--- START OF SOURCE RECORDS ---

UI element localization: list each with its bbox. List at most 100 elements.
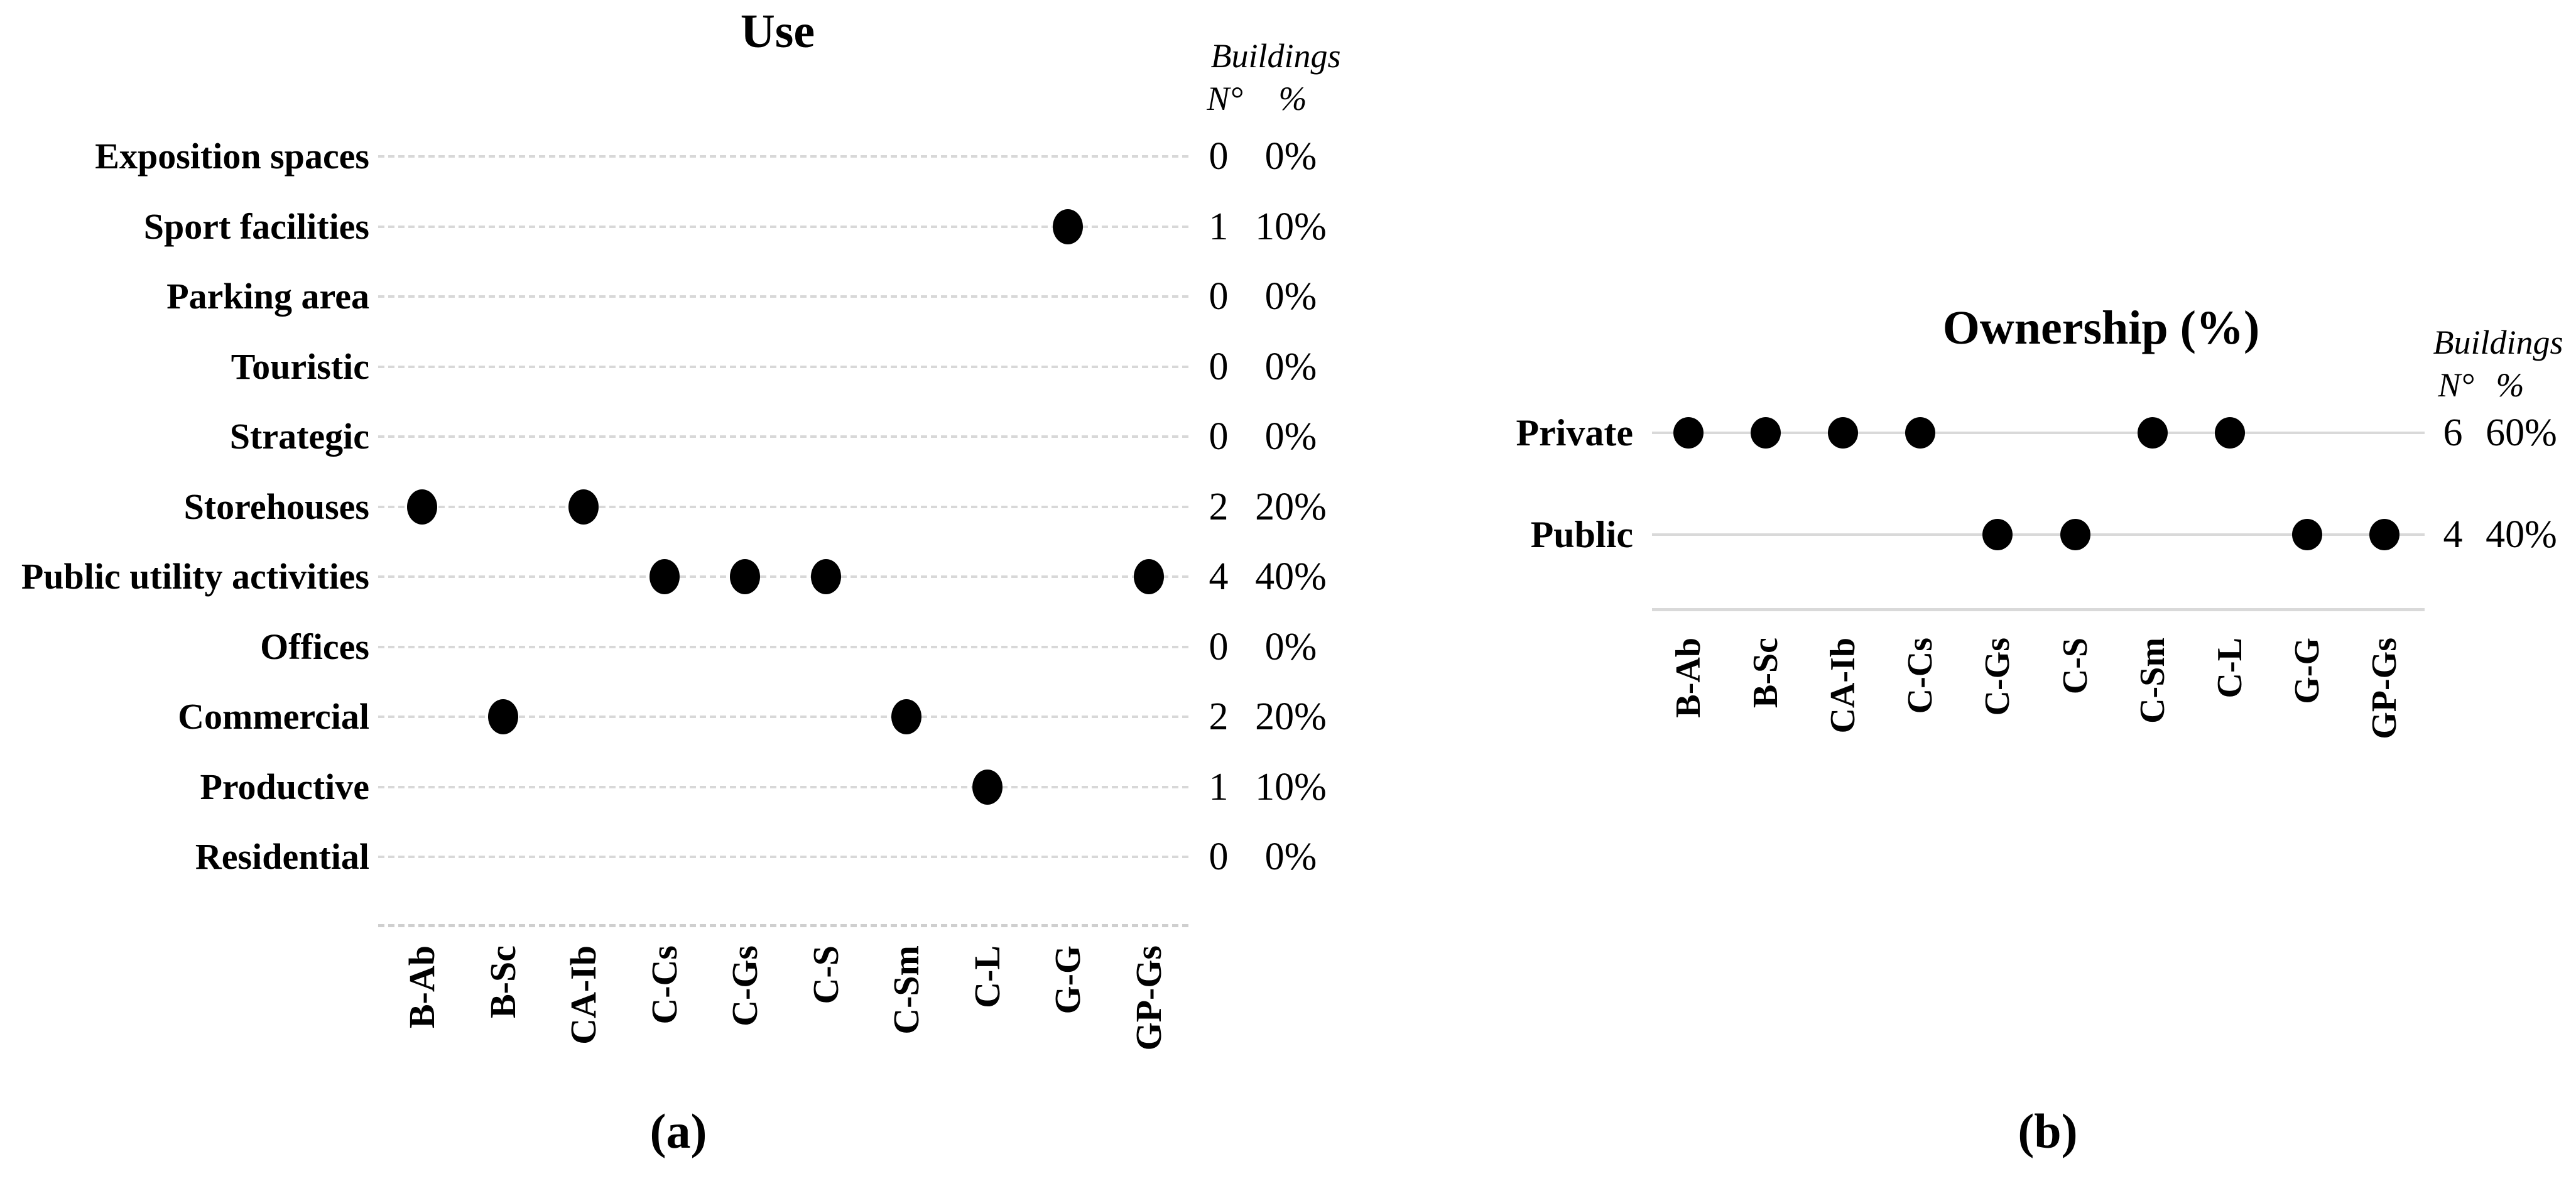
- x-category-label: C-S: [805, 945, 846, 1004]
- panel-a-title: Use: [740, 5, 815, 58]
- count-value: 0: [1209, 345, 1229, 388]
- x-category-label: C-Gs: [1978, 638, 2018, 716]
- y-category-label: Residential: [195, 836, 369, 877]
- row-gridline: [378, 575, 1190, 578]
- y-category-label: Sport facilities: [143, 205, 369, 247]
- x-category-label: CA-Ib: [1823, 638, 1863, 734]
- x-axis-line: [378, 924, 1190, 927]
- data-point-dot: [1673, 417, 1704, 449]
- data-point-dot: [972, 769, 1003, 805]
- x-axis-line: [1652, 608, 2425, 611]
- count-value: 1: [1209, 765, 1229, 808]
- count-value: 0: [1209, 625, 1229, 668]
- data-point-dot: [810, 559, 841, 594]
- x-category-label: C-Sm: [886, 945, 927, 1035]
- count-value: 0: [1209, 835, 1229, 878]
- panel-a-caption: (a): [649, 1104, 707, 1158]
- count-value: 0: [1209, 415, 1229, 458]
- count-value: 0: [1209, 135, 1229, 178]
- x-category-label: C-Cs: [1901, 638, 1940, 714]
- x-category-label: G-G: [2287, 638, 2327, 704]
- count-value: 0: [1209, 275, 1229, 318]
- x-category-label: B-Sc: [482, 945, 523, 1018]
- percent-value: 20%: [1255, 695, 1327, 738]
- x-category-label: C-L: [2210, 638, 2249, 699]
- percent-value: 0%: [1264, 835, 1317, 878]
- percent-value: 0%: [1264, 625, 1317, 668]
- row-gridline: [378, 856, 1190, 858]
- percent-value: 20%: [1255, 485, 1327, 528]
- row-gridline: [378, 435, 1190, 438]
- y-category-label: Touristic: [231, 346, 369, 387]
- row-gridline: [1652, 533, 2425, 536]
- panel-a-buildings-header: Buildings: [1210, 37, 1341, 75]
- percent-value: 10%: [1255, 765, 1327, 808]
- row-gridline: [378, 505, 1190, 508]
- data-point-dot: [1982, 519, 2013, 550]
- row-gridline: [378, 225, 1190, 228]
- x-category-label: C-Cs: [643, 945, 685, 1025]
- count-value: 2: [1209, 695, 1229, 738]
- count-value: 6: [2443, 411, 2463, 454]
- y-category-label: Private: [1516, 412, 1633, 454]
- count-value: 4: [1209, 555, 1229, 598]
- data-point-dot: [649, 559, 680, 594]
- data-point-dot: [568, 489, 599, 525]
- x-category-label: C-Gs: [724, 945, 765, 1026]
- data-point-dot: [2291, 519, 2322, 550]
- x-category-label: C-S: [2055, 638, 2095, 695]
- count-value: 1: [1209, 205, 1229, 248]
- data-point-dot: [2060, 519, 2090, 550]
- percent-value: 0%: [1264, 275, 1317, 318]
- y-category-label: Parking area: [166, 276, 369, 317]
- y-category-label: Commercial: [178, 696, 369, 737]
- data-point-dot: [1905, 417, 1936, 449]
- percent-value: 0%: [1264, 135, 1317, 178]
- x-category-label: GP-Gs: [2364, 638, 2404, 739]
- row-gridline: [378, 716, 1190, 718]
- percent-value: 60%: [2486, 411, 2557, 454]
- data-point-dot: [891, 699, 921, 734]
- data-point-dot: [730, 559, 760, 594]
- percent-value: 0%: [1264, 345, 1317, 388]
- y-category-label: Offices: [260, 626, 369, 667]
- y-category-label: Public: [1530, 514, 1633, 555]
- x-category-label: C-Sm: [2133, 638, 2172, 724]
- x-category-label: B-Ab: [1669, 638, 1708, 718]
- x-category-label: C-L: [966, 945, 1008, 1008]
- percent-value: 40%: [2486, 513, 2557, 556]
- row-gridline: [378, 785, 1190, 788]
- x-category-label: GP-Gs: [1128, 945, 1169, 1051]
- y-category-label: Productive: [200, 766, 369, 807]
- x-category-label: G-G: [1047, 945, 1088, 1015]
- data-point-dot: [2369, 519, 2399, 550]
- panel-a-pct-header: %: [1278, 80, 1307, 117]
- y-category-label: Storehouses: [183, 486, 369, 527]
- panel-b-buildings-header: Buildings: [2433, 324, 2563, 361]
- panel-a-n-header: N°: [1207, 80, 1243, 117]
- data-point-dot: [1751, 417, 1781, 449]
- percent-value: 40%: [1255, 555, 1327, 598]
- panel-b-n-header: N°: [2438, 366, 2474, 404]
- data-point-dot: [2214, 417, 2245, 449]
- x-category-label: CA-Ib: [563, 945, 604, 1045]
- x-category-label: B-Ab: [401, 945, 442, 1029]
- y-category-label: Public utility activities: [21, 556, 369, 597]
- count-value: 4: [2443, 513, 2463, 556]
- row-gridline: [1652, 432, 2425, 434]
- data-point-dot: [1133, 559, 1164, 594]
- data-point-dot: [1053, 209, 1083, 244]
- panel-b-caption: (b): [2018, 1104, 2078, 1158]
- row-gridline: [378, 365, 1190, 368]
- data-point-dot: [487, 699, 518, 734]
- row-gridline: [378, 155, 1190, 158]
- percent-value: 0%: [1264, 415, 1317, 458]
- panel-b-pct-header: %: [2496, 366, 2524, 404]
- panel-b-title: Ownership (%): [1942, 302, 2260, 354]
- row-gridline: [378, 645, 1190, 648]
- data-point-dot: [2137, 417, 2168, 449]
- data-point-dot: [1828, 417, 1859, 449]
- percent-value: 10%: [1255, 205, 1327, 248]
- y-category-label: Strategic: [229, 416, 369, 457]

--- END OF SOURCE RECORDS ---

Set down every line of the rows above exactly as they stand, leaving out the pictures.

UI element localization: list each with its bbox. List at most 100 elements.
- x-category-label: C-S: [805, 945, 846, 1004]
- panel-a-title: Use: [740, 5, 815, 58]
- count-value: 0: [1209, 345, 1229, 388]
- x-category-label: C-Gs: [1978, 638, 2018, 716]
- y-category-label: Residential: [195, 836, 369, 877]
- row-gridline: [378, 575, 1190, 578]
- y-category-label: Sport facilities: [143, 205, 369, 247]
- x-category-label: CA-Ib: [1823, 638, 1863, 734]
- x-axis-line: [378, 924, 1190, 927]
- data-point-dot: [1673, 417, 1704, 449]
- data-point-dot: [972, 769, 1003, 805]
- x-axis-line: [1652, 608, 2425, 611]
- count-value: 1: [1209, 765, 1229, 808]
- count-value: 0: [1209, 625, 1229, 668]
- data-point-dot: [810, 559, 841, 594]
- x-category-label: C-Sm: [886, 945, 927, 1035]
- count-value: 0: [1209, 835, 1229, 878]
- panel-a-caption: (a): [649, 1104, 707, 1158]
- count-value: 0: [1209, 415, 1229, 458]
- count-value: 0: [1209, 135, 1229, 178]
- x-category-label: C-Cs: [1901, 638, 1940, 714]
- x-category-label: G-G: [2287, 638, 2327, 704]
- count-value: 0: [1209, 275, 1229, 318]
- x-category-label: B-Sc: [482, 945, 523, 1018]
- percent-value: 20%: [1255, 695, 1327, 738]
- x-category-label: C-L: [2210, 638, 2249, 699]
- percent-value: 0%: [1264, 835, 1317, 878]
- percent-value: 0%: [1264, 625, 1317, 668]
- row-gridline: [378, 856, 1190, 858]
- percent-value: 20%: [1255, 485, 1327, 528]
- row-gridline: [378, 435, 1190, 438]
- y-category-label: Touristic: [231, 346, 369, 387]
- row-gridline: [1652, 533, 2425, 536]
- panel-a-buildings-header: Buildings: [1210, 37, 1341, 75]
- percent-value: 10%: [1255, 765, 1327, 808]
- row-gridline: [378, 505, 1190, 508]
- data-point-dot: [1982, 519, 2013, 550]
- row-gridline: [378, 225, 1190, 228]
- x-category-label: C-Cs: [643, 945, 685, 1025]
- count-value: 2: [1209, 695, 1229, 738]
- count-value: 6: [2443, 411, 2463, 454]
- y-category-label: Private: [1516, 412, 1633, 454]
- count-value: 4: [1209, 555, 1229, 598]
- data-point-dot: [649, 559, 680, 594]
- data-point-dot: [568, 489, 599, 525]
- x-category-label: C-Gs: [724, 945, 765, 1026]
- data-point-dot: [2291, 519, 2322, 550]
- x-category-label: C-S: [2055, 638, 2095, 695]
- count-value: 1: [1209, 205, 1229, 248]
- data-point-dot: [2060, 519, 2090, 550]
- percent-value: 0%: [1264, 275, 1317, 318]
- y-category-label: Parking area: [166, 276, 369, 317]
- y-category-label: Commercial: [178, 696, 369, 737]
- data-point-dot: [1905, 417, 1936, 449]
- percent-value: 0%: [1264, 135, 1317, 178]
- x-category-label: GP-Gs: [2364, 638, 2404, 739]
- row-gridline: [378, 716, 1190, 718]
- percent-value: 60%: [2486, 411, 2557, 454]
- data-point-dot: [891, 699, 921, 734]
- data-point-dot: [730, 559, 760, 594]
- percent-value: 0%: [1264, 345, 1317, 388]
- y-category-label: Offices: [260, 626, 369, 667]
- y-category-label: Public: [1530, 514, 1633, 555]
- x-category-label: C-Sm: [2133, 638, 2172, 724]
- x-category-label: B-Ab: [1669, 638, 1708, 718]
- x-category-label: C-L: [966, 945, 1008, 1008]
- percent-value: 40%: [2486, 513, 2557, 556]
- row-gridline: [378, 785, 1190, 788]
- x-category-label: GP-Gs: [1128, 945, 1169, 1051]
- y-category-label: Productive: [200, 766, 369, 807]
- x-category-label: G-G: [1047, 945, 1088, 1015]
- data-point-dot: [2369, 519, 2399, 550]
- panel-a-pct-header: %: [1278, 80, 1307, 117]
- y-category-label: Storehouses: [183, 486, 369, 527]
- panel-b-buildings-header: Buildings: [2433, 324, 2563, 361]
- panel-a-n-header: N°: [1207, 80, 1243, 117]
- data-point-dot: [1751, 417, 1781, 449]
- percent-value: 40%: [1255, 555, 1327, 598]
- panel-b-n-header: N°: [2438, 366, 2474, 404]
- data-point-dot: [2214, 417, 2245, 449]
- x-category-label: CA-Ib: [563, 945, 604, 1045]
- x-category-label: B-Ab: [401, 945, 442, 1029]
- y-category-label: Public utility activities: [21, 556, 369, 597]
- count-value: 4: [2443, 513, 2463, 556]
- row-gridline: [1652, 432, 2425, 434]
- data-point-dot: [1133, 559, 1164, 594]
- data-point-dot: [1053, 209, 1083, 244]
- panel-b-caption: (b): [2018, 1104, 2078, 1158]
- row-gridline: [378, 365, 1190, 368]
- data-point-dot: [487, 699, 518, 734]
- row-gridline: [378, 155, 1190, 158]
- percent-value: 0%: [1264, 415, 1317, 458]
- panel-b-pct-header: %: [2496, 366, 2524, 404]
- panel-b-title: Ownership (%): [1942, 302, 2260, 354]
- row-gridline: [378, 645, 1190, 648]
- data-point-dot: [2137, 417, 2168, 449]
- data-point-dot: [1828, 417, 1859, 449]
- percent-value: 10%: [1255, 205, 1327, 248]
- y-category-label: Strategic: [229, 416, 369, 457]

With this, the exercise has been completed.